Begin MATERIAL FOR THIS EXERCISE
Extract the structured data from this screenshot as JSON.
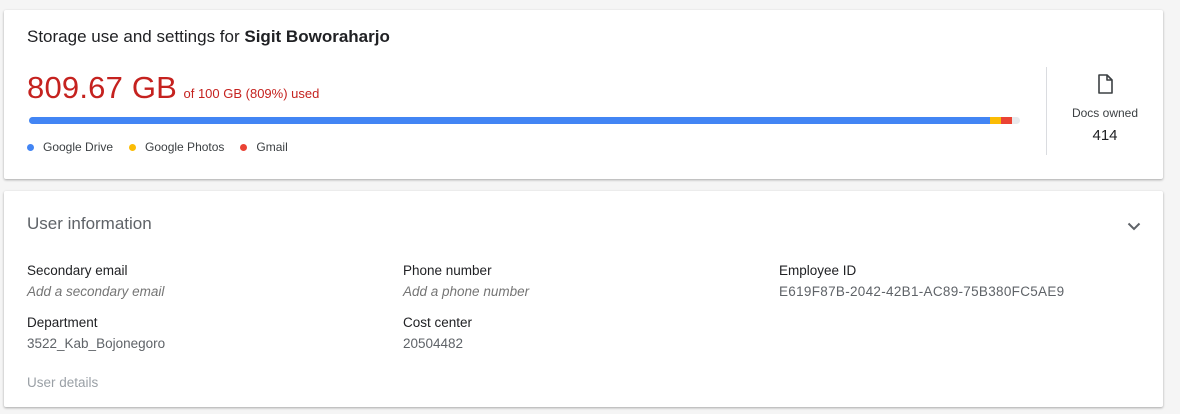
{
  "storage": {
    "title_prefix": "Storage use and settings for",
    "user_name": "Sigit Boworaharjo",
    "used_amount": "809.67 GB",
    "used_detail": "of 100 GB (809%) used",
    "used_color": "#c5221f",
    "bar": {
      "segments": [
        {
          "name": "Google Drive",
          "fraction": 0.97,
          "color": "#4285f4"
        },
        {
          "name": "Google Photos",
          "fraction": 0.011,
          "color": "#fbbc04"
        },
        {
          "name": "Gmail",
          "fraction": 0.011,
          "color": "#ea4335"
        }
      ]
    },
    "legend": [
      {
        "label": "Google Drive",
        "color": "#4285f4"
      },
      {
        "label": "Google Photos",
        "color": "#fbbc04"
      },
      {
        "label": "Gmail",
        "color": "#ea4335"
      }
    ],
    "docs": {
      "icon": "document-icon",
      "label": "Docs owned",
      "count": "414"
    }
  },
  "user_info": {
    "title": "User information",
    "expand_icon": "chevron-down-icon",
    "fields": {
      "secondary_email": {
        "label": "Secondary email",
        "value": "Add a secondary email"
      },
      "phone_number": {
        "label": "Phone number",
        "value": "Add a phone number"
      },
      "employee_id": {
        "label": "Employee ID",
        "value": "E619F87B-2042-42B1-AC89-75B380FC5AE9"
      },
      "department": {
        "label": "Department",
        "value": "3522_Kab_Bojonegoro"
      },
      "cost_center": {
        "label": "Cost center",
        "value": "20504482"
      }
    },
    "details_link": "User details"
  }
}
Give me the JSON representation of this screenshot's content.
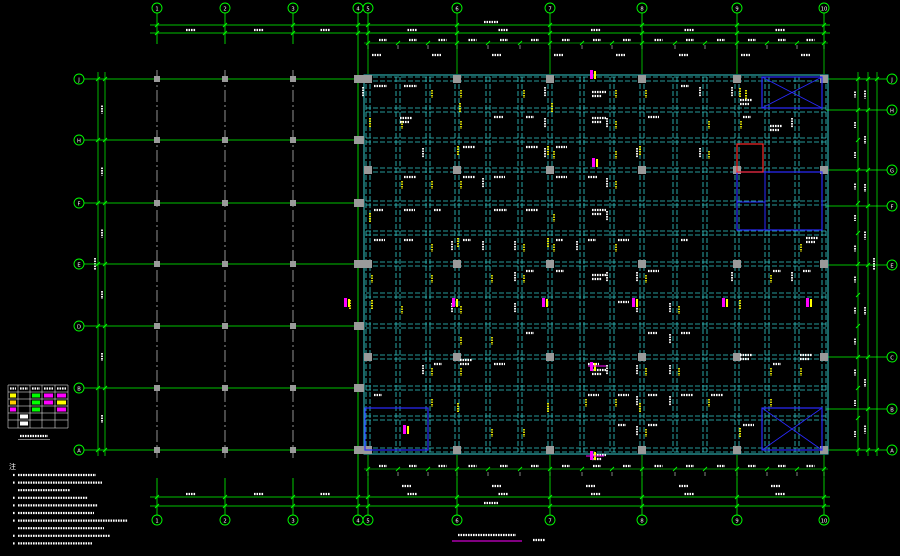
{
  "drawing": {
    "background": "#000000",
    "axis_color": "#00ff00",
    "beam_color": "#33cccc",
    "column_color": "#9a9a9a",
    "opening_color": "#2a2aff",
    "highlight_color": "#ff2a2a",
    "label_color": "#ffffff",
    "marker_color": "#ffff00",
    "tag_color": "#ff00ff",
    "centerline_color": "#cfcfcf"
  },
  "axes": {
    "top": [
      "1",
      "2",
      "3",
      "4",
      "5",
      "6",
      "7",
      "8",
      "9",
      "10"
    ],
    "bottom": [
      "1",
      "2",
      "3",
      "4",
      "5",
      "6",
      "7",
      "8",
      "9",
      "10"
    ],
    "left": [
      "J",
      "H",
      "F",
      "E",
      "D",
      "B",
      "A"
    ],
    "right": [
      "J",
      "H",
      "G",
      "F",
      "E",
      "C",
      "B",
      "A"
    ]
  },
  "notes": {
    "heading": "注"
  }
}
End MATERIAL FOR THIS EXERCISE
PROBLEM REQUIREMENTS | Each entry should be repeated exactly as it appears; the pictures stay out.

TASK OUTPUT |
Extract the structured data from this screenshot as JSON.
{
  "storage": {
    "title_prefix": "Storage use and settings for",
    "user_name": "Sigit Boworaharjo",
    "used_amount": "809.67 GB",
    "used_detail": "of 100 GB (809%) used",
    "used_color": "#c5221f",
    "bar": {
      "segments": [
        {
          "name": "Google Drive",
          "fraction": 0.97,
          "color": "#4285f4"
        },
        {
          "name": "Google Photos",
          "fraction": 0.011,
          "color": "#fbbc04"
        },
        {
          "name": "Gmail",
          "fraction": 0.011,
          "color": "#ea4335"
        }
      ]
    },
    "legend": [
      {
        "label": "Google Drive",
        "color": "#4285f4"
      },
      {
        "label": "Google Photos",
        "color": "#fbbc04"
      },
      {
        "label": "Gmail",
        "color": "#ea4335"
      }
    ],
    "docs": {
      "icon": "document-icon",
      "label": "Docs owned",
      "count": "414"
    }
  },
  "user_info": {
    "title": "User information",
    "expand_icon": "chevron-down-icon",
    "fields": {
      "secondary_email": {
        "label": "Secondary email",
        "value": "Add a secondary email"
      },
      "phone_number": {
        "label": "Phone number",
        "value": "Add a phone number"
      },
      "employee_id": {
        "label": "Employee ID",
        "value": "E619F87B-2042-42B1-AC89-75B380FC5AE9"
      },
      "department": {
        "label": "Department",
        "value": "3522_Kab_Bojonegoro"
      },
      "cost_center": {
        "label": "Cost center",
        "value": "20504482"
      }
    },
    "details_link": "User details"
  }
}
Give me the JSON representation of this screenshot's content.
{
  "drawing": {
    "background": "#000000",
    "axis_color": "#00ff00",
    "beam_color": "#33cccc",
    "column_color": "#9a9a9a",
    "opening_color": "#2a2aff",
    "highlight_color": "#ff2a2a",
    "label_color": "#ffffff",
    "marker_color": "#ffff00",
    "tag_color": "#ff00ff",
    "centerline_color": "#cfcfcf"
  },
  "axes": {
    "top": [
      "1",
      "2",
      "3",
      "4",
      "5",
      "6",
      "7",
      "8",
      "9",
      "10"
    ],
    "bottom": [
      "1",
      "2",
      "3",
      "4",
      "5",
      "6",
      "7",
      "8",
      "9",
      "10"
    ],
    "left": [
      "J",
      "H",
      "F",
      "E",
      "D",
      "B",
      "A"
    ],
    "right": [
      "J",
      "H",
      "G",
      "F",
      "E",
      "C",
      "B",
      "A"
    ]
  },
  "notes": {
    "heading": "注"
  }
}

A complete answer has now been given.